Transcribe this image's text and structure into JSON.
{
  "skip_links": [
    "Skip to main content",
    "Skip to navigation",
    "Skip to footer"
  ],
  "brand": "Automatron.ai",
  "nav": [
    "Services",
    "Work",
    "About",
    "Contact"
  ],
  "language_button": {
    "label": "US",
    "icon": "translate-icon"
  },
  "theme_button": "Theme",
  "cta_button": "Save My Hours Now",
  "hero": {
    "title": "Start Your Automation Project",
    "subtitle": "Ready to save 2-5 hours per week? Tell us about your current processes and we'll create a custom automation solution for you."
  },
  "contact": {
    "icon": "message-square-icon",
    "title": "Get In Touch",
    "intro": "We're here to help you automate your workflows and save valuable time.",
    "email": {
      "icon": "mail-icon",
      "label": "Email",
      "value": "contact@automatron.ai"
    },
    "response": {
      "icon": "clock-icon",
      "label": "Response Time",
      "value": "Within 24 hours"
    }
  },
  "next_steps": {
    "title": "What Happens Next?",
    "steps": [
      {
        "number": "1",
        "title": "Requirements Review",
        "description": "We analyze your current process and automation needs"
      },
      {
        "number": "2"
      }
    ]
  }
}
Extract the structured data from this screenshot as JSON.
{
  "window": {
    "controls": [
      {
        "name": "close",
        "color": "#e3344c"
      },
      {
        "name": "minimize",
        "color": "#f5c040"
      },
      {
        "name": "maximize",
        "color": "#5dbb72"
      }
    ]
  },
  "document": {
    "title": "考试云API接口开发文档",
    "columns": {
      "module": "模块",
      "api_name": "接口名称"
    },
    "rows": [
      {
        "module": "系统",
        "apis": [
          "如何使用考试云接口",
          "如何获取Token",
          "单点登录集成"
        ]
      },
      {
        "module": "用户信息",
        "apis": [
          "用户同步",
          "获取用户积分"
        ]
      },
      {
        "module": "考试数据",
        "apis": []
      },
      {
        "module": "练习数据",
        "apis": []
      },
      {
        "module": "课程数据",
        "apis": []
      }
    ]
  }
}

▶ _What is being asked_: Output the listing above exactly as it appears.

▶ _Solved exercise_:
Transcribe this image's text and structure into JSON.
{
  "skip_links": [
    "Skip to main content",
    "Skip to navigation",
    "Skip to footer"
  ],
  "brand": "Automatron.ai",
  "nav": [
    "Services",
    "Work",
    "About",
    "Contact"
  ],
  "language_button": {
    "label": "US",
    "icon": "translate-icon"
  },
  "theme_button": "Theme",
  "cta_button": "Save My Hours Now",
  "hero": {
    "title": "Start Your Automation Project",
    "subtitle": "Ready to save 2-5 hours per week? Tell us about your current processes and we'll create a custom automation solution for you."
  },
  "contact": {
    "icon": "message-square-icon",
    "title": "Get In Touch",
    "intro": "We're here to help you automate your workflows and save valuable time.",
    "email": {
      "icon": "mail-icon",
      "label": "Email",
      "value": "contact@automatron.ai"
    },
    "response": {
      "icon": "clock-icon",
      "label": "Response Time",
      "value": "Within 24 hours"
    }
  },
  "next_steps": {
    "title": "What Happens Next?",
    "steps": [
      {
        "number": "1",
        "title": "Requirements Review",
        "description": "We analyze your current process and automation needs"
      },
      {
        "number": "2"
      }
    ]
  }
}
Extract the structured data from this screenshot as JSON.
{
  "window": {
    "controls": [
      {
        "name": "close",
        "color": "#e3344c"
      },
      {
        "name": "minimize",
        "color": "#f5c040"
      },
      {
        "name": "maximize",
        "color": "#5dbb72"
      }
    ]
  },
  "document": {
    "title": "考试云API接口开发文档",
    "columns": {
      "module": "模块",
      "api_name": "接口名称"
    },
    "rows": [
      {
        "module": "系统",
        "apis": [
          "如何使用考试云接口",
          "如何获取Token",
          "单点登录集成"
        ]
      },
      {
        "module": "用户信息",
        "apis": [
          "用户同步",
          "获取用户积分"
        ]
      },
      {
        "module": "考试数据",
        "apis": []
      },
      {
        "module": "练习数据",
        "apis": []
      },
      {
        "module": "课程数据",
        "apis": []
      }
    ]
  }
}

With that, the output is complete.